What is required:
Filter the entries below, keeping every line that has the word "subtitle".

Record extracts:
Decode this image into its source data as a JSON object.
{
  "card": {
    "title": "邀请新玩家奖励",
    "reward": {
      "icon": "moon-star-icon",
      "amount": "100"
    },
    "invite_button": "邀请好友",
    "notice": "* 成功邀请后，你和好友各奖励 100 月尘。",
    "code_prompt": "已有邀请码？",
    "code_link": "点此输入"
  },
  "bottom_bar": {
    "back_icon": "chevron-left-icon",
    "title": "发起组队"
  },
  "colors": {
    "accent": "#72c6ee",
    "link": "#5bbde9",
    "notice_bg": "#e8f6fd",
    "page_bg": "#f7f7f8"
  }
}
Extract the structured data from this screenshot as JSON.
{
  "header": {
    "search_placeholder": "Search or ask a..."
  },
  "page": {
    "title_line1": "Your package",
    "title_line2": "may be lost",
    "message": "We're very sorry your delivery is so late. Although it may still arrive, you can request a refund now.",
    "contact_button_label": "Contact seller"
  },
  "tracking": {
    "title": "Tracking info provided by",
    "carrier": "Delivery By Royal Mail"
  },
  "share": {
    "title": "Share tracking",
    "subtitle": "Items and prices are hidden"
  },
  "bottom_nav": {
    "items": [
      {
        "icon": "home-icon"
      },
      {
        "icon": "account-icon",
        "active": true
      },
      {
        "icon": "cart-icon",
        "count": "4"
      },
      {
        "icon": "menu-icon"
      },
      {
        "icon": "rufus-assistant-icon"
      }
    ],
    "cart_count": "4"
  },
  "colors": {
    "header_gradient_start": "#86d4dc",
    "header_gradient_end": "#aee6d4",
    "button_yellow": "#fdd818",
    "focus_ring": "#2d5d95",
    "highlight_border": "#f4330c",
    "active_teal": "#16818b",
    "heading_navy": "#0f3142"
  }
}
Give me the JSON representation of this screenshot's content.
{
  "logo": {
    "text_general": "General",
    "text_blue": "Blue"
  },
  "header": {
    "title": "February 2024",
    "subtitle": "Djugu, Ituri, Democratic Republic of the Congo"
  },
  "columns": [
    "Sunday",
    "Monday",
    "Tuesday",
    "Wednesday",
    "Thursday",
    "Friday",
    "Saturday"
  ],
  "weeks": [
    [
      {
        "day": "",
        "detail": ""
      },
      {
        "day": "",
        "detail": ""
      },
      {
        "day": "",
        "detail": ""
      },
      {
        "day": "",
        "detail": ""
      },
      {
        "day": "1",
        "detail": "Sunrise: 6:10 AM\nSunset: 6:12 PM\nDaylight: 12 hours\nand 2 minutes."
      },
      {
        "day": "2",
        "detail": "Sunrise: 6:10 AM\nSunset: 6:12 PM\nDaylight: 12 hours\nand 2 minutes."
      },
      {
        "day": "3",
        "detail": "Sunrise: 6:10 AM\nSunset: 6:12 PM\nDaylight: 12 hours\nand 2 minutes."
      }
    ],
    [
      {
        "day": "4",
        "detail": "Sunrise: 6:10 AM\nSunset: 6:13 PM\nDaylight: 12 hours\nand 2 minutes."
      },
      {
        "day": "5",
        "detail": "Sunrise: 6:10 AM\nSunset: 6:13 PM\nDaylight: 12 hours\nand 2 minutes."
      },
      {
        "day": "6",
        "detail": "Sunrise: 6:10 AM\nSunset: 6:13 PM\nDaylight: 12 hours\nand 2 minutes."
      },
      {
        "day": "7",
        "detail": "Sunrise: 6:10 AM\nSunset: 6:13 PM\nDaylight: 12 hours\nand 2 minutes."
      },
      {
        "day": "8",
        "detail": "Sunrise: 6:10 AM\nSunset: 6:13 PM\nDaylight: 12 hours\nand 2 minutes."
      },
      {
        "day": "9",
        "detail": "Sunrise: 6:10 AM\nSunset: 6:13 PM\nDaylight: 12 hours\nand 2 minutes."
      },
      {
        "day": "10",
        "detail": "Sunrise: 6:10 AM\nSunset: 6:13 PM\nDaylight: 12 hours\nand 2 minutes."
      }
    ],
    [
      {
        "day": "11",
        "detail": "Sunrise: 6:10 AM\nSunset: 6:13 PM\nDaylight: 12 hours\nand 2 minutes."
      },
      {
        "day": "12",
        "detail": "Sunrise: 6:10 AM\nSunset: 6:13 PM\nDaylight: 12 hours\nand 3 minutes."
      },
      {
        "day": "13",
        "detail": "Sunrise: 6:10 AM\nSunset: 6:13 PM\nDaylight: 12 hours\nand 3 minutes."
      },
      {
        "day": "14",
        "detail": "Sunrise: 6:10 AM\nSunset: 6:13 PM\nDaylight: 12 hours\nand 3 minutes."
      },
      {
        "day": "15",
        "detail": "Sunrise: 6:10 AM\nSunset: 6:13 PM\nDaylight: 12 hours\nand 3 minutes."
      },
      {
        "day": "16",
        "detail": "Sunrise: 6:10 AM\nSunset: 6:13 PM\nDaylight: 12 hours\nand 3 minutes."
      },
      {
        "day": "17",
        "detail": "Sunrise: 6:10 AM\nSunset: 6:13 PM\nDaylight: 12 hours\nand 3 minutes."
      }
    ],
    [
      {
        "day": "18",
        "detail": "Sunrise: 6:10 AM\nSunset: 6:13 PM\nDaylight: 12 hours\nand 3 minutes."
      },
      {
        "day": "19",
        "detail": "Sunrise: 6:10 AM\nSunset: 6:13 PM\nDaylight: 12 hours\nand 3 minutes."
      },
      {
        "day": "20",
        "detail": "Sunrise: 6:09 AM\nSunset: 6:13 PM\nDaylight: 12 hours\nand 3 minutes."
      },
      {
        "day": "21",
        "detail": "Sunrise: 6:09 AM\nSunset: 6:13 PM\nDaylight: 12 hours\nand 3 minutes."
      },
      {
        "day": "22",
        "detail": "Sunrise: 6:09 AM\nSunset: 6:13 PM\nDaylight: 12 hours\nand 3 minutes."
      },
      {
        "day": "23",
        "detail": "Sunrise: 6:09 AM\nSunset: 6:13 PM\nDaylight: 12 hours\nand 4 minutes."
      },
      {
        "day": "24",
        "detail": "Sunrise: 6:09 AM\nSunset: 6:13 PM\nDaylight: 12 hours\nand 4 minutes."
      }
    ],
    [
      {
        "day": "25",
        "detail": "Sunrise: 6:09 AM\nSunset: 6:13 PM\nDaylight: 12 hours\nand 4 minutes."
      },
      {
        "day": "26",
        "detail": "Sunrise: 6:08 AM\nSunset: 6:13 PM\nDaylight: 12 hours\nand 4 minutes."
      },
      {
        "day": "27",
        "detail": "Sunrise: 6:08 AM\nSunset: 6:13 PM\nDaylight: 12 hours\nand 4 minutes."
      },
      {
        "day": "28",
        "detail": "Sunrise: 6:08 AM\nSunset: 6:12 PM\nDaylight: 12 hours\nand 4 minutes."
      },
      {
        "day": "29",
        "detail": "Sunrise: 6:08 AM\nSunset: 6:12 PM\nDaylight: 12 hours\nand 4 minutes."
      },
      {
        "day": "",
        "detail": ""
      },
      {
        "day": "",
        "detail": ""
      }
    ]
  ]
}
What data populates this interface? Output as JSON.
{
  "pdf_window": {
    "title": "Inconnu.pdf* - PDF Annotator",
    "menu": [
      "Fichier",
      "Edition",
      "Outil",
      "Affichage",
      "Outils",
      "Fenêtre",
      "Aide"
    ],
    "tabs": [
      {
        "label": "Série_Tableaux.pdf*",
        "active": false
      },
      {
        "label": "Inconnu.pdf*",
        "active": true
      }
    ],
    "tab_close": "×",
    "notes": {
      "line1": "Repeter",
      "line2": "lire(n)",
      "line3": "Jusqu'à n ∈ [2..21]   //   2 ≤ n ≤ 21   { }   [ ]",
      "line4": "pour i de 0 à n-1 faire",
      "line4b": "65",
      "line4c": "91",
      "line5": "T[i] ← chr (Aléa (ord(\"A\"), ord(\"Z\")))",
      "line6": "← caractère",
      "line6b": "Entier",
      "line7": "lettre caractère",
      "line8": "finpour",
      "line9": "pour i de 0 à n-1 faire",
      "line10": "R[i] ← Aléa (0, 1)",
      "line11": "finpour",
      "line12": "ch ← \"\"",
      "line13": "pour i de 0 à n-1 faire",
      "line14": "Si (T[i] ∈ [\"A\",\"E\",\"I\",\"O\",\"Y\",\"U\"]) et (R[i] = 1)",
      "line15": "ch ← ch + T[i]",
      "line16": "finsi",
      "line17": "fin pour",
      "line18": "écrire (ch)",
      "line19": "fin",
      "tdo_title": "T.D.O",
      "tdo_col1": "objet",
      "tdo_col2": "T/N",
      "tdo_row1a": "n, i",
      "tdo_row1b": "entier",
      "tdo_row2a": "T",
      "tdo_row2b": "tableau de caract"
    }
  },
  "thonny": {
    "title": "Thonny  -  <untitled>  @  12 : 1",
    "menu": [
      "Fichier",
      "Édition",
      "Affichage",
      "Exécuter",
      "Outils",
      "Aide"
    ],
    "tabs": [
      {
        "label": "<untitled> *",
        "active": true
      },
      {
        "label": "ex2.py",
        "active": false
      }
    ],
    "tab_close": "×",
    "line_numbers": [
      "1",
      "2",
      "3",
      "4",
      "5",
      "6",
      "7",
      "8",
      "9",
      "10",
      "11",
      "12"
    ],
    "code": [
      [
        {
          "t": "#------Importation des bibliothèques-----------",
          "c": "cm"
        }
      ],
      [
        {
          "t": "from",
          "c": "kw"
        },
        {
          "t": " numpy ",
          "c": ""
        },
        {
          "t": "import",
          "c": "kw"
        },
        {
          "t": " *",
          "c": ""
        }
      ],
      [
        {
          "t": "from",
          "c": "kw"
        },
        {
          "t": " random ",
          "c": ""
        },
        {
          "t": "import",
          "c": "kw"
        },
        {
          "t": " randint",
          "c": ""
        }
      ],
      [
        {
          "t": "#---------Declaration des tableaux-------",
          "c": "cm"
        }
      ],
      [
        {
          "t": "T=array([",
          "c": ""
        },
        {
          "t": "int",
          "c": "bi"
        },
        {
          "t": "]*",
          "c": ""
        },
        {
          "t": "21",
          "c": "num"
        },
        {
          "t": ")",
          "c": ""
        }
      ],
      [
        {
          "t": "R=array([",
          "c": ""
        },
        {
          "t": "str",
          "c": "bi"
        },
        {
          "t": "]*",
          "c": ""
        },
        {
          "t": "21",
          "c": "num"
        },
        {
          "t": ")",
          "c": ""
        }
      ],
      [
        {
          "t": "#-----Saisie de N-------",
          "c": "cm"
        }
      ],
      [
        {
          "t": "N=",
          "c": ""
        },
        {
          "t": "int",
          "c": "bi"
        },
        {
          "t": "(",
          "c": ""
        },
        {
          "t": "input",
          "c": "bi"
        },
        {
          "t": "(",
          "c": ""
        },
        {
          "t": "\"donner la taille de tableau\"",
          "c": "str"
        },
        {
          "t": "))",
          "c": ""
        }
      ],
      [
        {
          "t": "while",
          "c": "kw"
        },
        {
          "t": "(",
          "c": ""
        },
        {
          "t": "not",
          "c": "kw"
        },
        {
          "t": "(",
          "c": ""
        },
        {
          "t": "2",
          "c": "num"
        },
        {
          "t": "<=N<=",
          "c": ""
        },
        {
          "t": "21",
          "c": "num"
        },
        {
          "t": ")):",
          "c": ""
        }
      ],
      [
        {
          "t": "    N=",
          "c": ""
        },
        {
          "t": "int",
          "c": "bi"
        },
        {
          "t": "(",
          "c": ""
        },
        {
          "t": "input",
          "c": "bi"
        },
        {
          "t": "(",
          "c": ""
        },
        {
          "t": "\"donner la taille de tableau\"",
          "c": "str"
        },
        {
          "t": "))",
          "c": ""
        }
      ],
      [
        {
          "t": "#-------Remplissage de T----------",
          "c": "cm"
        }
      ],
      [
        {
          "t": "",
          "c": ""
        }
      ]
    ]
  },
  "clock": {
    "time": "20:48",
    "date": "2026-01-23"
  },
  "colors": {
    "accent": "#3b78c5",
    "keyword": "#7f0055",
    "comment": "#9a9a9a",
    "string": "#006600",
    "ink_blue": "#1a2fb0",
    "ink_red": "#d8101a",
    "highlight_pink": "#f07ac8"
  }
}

Response to the task:
    "subtitle": "Items and prices are hidden"
    "subtitle": "Djugu, Ituri, Democratic Republic of the Congo"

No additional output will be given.